(Set task):
Quote the listing in full, exactly as given, minus any pictures.

# # # #

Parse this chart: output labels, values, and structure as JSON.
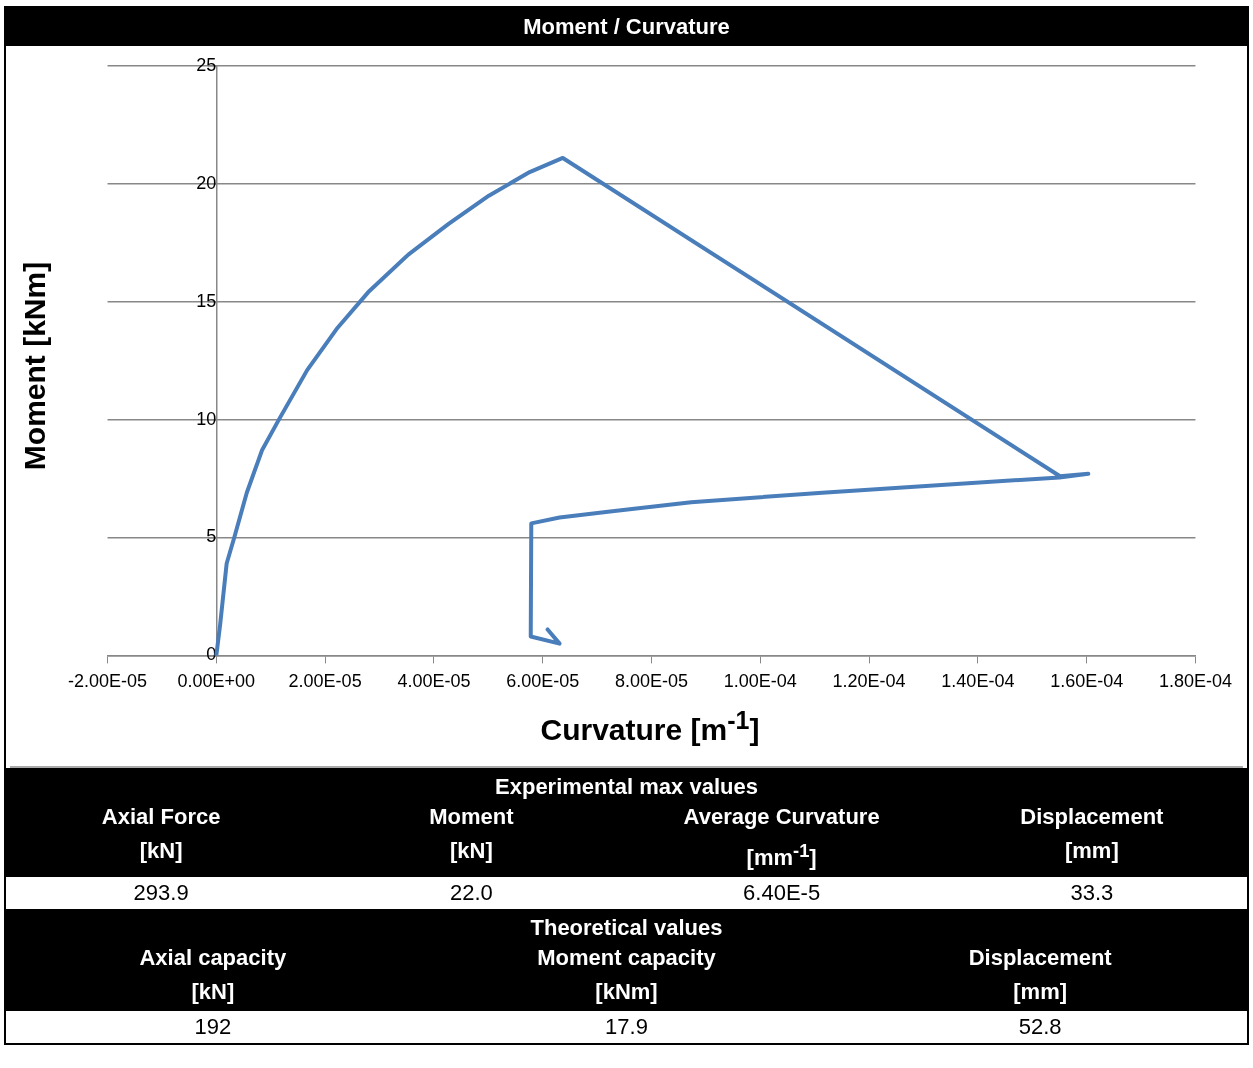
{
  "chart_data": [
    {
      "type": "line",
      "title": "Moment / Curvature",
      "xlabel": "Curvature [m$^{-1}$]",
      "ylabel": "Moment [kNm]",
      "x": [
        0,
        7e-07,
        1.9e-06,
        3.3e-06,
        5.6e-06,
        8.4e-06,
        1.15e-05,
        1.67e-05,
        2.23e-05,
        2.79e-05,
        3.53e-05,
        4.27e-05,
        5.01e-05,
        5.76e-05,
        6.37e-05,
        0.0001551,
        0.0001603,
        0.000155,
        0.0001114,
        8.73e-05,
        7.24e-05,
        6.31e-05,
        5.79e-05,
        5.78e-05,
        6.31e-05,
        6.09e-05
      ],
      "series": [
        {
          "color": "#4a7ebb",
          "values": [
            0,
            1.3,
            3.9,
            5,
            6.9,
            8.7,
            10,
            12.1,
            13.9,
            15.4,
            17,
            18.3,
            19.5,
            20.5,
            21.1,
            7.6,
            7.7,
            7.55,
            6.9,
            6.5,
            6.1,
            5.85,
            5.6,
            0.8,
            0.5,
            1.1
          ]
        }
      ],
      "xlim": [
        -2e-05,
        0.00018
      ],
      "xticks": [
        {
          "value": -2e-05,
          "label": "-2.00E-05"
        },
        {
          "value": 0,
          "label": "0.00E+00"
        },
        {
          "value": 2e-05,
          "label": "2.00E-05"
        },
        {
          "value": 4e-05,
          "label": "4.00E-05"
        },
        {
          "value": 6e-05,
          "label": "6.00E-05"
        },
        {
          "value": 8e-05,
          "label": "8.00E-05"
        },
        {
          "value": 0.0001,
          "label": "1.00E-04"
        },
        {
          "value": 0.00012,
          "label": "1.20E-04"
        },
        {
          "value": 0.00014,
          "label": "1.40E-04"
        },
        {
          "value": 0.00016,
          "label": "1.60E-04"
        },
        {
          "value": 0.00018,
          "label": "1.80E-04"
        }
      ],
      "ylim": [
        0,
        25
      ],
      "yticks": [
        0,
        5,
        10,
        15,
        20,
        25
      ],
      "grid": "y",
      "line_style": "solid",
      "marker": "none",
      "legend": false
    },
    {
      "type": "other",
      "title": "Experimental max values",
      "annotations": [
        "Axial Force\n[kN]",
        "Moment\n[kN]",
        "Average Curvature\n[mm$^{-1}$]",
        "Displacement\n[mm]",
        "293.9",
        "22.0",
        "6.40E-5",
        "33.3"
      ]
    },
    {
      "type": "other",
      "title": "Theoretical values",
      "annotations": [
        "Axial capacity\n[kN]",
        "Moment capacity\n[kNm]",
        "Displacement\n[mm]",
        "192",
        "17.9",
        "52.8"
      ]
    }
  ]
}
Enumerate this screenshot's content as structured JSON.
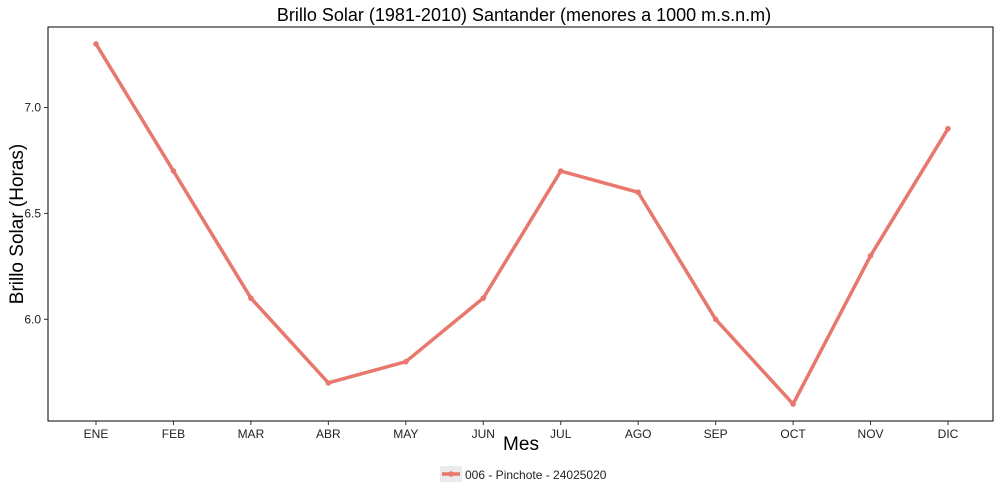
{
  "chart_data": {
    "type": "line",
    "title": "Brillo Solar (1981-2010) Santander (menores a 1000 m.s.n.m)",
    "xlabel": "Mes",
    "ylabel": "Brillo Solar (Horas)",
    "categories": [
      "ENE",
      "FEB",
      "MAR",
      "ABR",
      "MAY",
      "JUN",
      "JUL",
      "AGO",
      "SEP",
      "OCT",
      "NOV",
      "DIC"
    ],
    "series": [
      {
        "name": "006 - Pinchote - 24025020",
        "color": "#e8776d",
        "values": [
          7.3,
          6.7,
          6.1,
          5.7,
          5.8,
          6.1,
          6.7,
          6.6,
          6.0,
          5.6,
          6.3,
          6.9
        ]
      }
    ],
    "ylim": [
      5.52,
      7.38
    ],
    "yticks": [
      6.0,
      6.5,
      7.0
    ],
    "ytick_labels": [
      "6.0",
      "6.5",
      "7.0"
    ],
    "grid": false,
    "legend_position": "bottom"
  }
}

# # # #

(Output below):
Parse this chart: output labels, values, and structure as JSON.
{
  "chart_data": [
    {
      "type": "line",
      "title": "Moment / Curvature",
      "xlabel": "Curvature [m$^{-1}$]",
      "ylabel": "Moment [kNm]",
      "x": [
        0,
        7e-07,
        1.9e-06,
        3.3e-06,
        5.6e-06,
        8.4e-06,
        1.15e-05,
        1.67e-05,
        2.23e-05,
        2.79e-05,
        3.53e-05,
        4.27e-05,
        5.01e-05,
        5.76e-05,
        6.37e-05,
        0.0001551,
        0.0001603,
        0.000155,
        0.0001114,
        8.73e-05,
        7.24e-05,
        6.31e-05,
        5.79e-05,
        5.78e-05,
        6.31e-05,
        6.09e-05
      ],
      "series": [
        {
          "color": "#4a7ebb",
          "values": [
            0,
            1.3,
            3.9,
            5,
            6.9,
            8.7,
            10,
            12.1,
            13.9,
            15.4,
            17,
            18.3,
            19.5,
            20.5,
            21.1,
            7.6,
            7.7,
            7.55,
            6.9,
            6.5,
            6.1,
            5.85,
            5.6,
            0.8,
            0.5,
            1.1
          ]
        }
      ],
      "xlim": [
        -2e-05,
        0.00018
      ],
      "xticks": [
        {
          "value": -2e-05,
          "label": "-2.00E-05"
        },
        {
          "value": 0,
          "label": "0.00E+00"
        },
        {
          "value": 2e-05,
          "label": "2.00E-05"
        },
        {
          "value": 4e-05,
          "label": "4.00E-05"
        },
        {
          "value": 6e-05,
          "label": "6.00E-05"
        },
        {
          "value": 8e-05,
          "label": "8.00E-05"
        },
        {
          "value": 0.0001,
          "label": "1.00E-04"
        },
        {
          "value": 0.00012,
          "label": "1.20E-04"
        },
        {
          "value": 0.00014,
          "label": "1.40E-04"
        },
        {
          "value": 0.00016,
          "label": "1.60E-04"
        },
        {
          "value": 0.00018,
          "label": "1.80E-04"
        }
      ],
      "ylim": [
        0,
        25
      ],
      "yticks": [
        0,
        5,
        10,
        15,
        20,
        25
      ],
      "grid": "y",
      "line_style": "solid",
      "marker": "none",
      "legend": false
    },
    {
      "type": "other",
      "title": "Experimental max values",
      "annotations": [
        "Axial Force\n[kN]",
        "Moment\n[kN]",
        "Average Curvature\n[mm$^{-1}$]",
        "Displacement\n[mm]",
        "293.9",
        "22.0",
        "6.40E-5",
        "33.3"
      ]
    },
    {
      "type": "other",
      "title": "Theoretical values",
      "annotations": [
        "Axial capacity\n[kN]",
        "Moment capacity\n[kNm]",
        "Displacement\n[mm]",
        "192",
        "17.9",
        "52.8"
      ]
    }
  ]
}
Enumerate this screenshot's content as structured JSON.
{
  "chart_data": {
    "type": "line",
    "title": "Brillo Solar (1981-2010) Santander (menores a 1000 m.s.n.m)",
    "xlabel": "Mes",
    "ylabel": "Brillo Solar (Horas)",
    "categories": [
      "ENE",
      "FEB",
      "MAR",
      "ABR",
      "MAY",
      "JUN",
      "JUL",
      "AGO",
      "SEP",
      "OCT",
      "NOV",
      "DIC"
    ],
    "series": [
      {
        "name": "006 - Pinchote - 24025020",
        "color": "#e8776d",
        "values": [
          7.3,
          6.7,
          6.1,
          5.7,
          5.8,
          6.1,
          6.7,
          6.6,
          6.0,
          5.6,
          6.3,
          6.9
        ]
      }
    ],
    "ylim": [
      5.52,
      7.38
    ],
    "yticks": [
      6.0,
      6.5,
      7.0
    ],
    "ytick_labels": [
      "6.0",
      "6.5",
      "7.0"
    ],
    "grid": false,
    "legend_position": "bottom"
  }
}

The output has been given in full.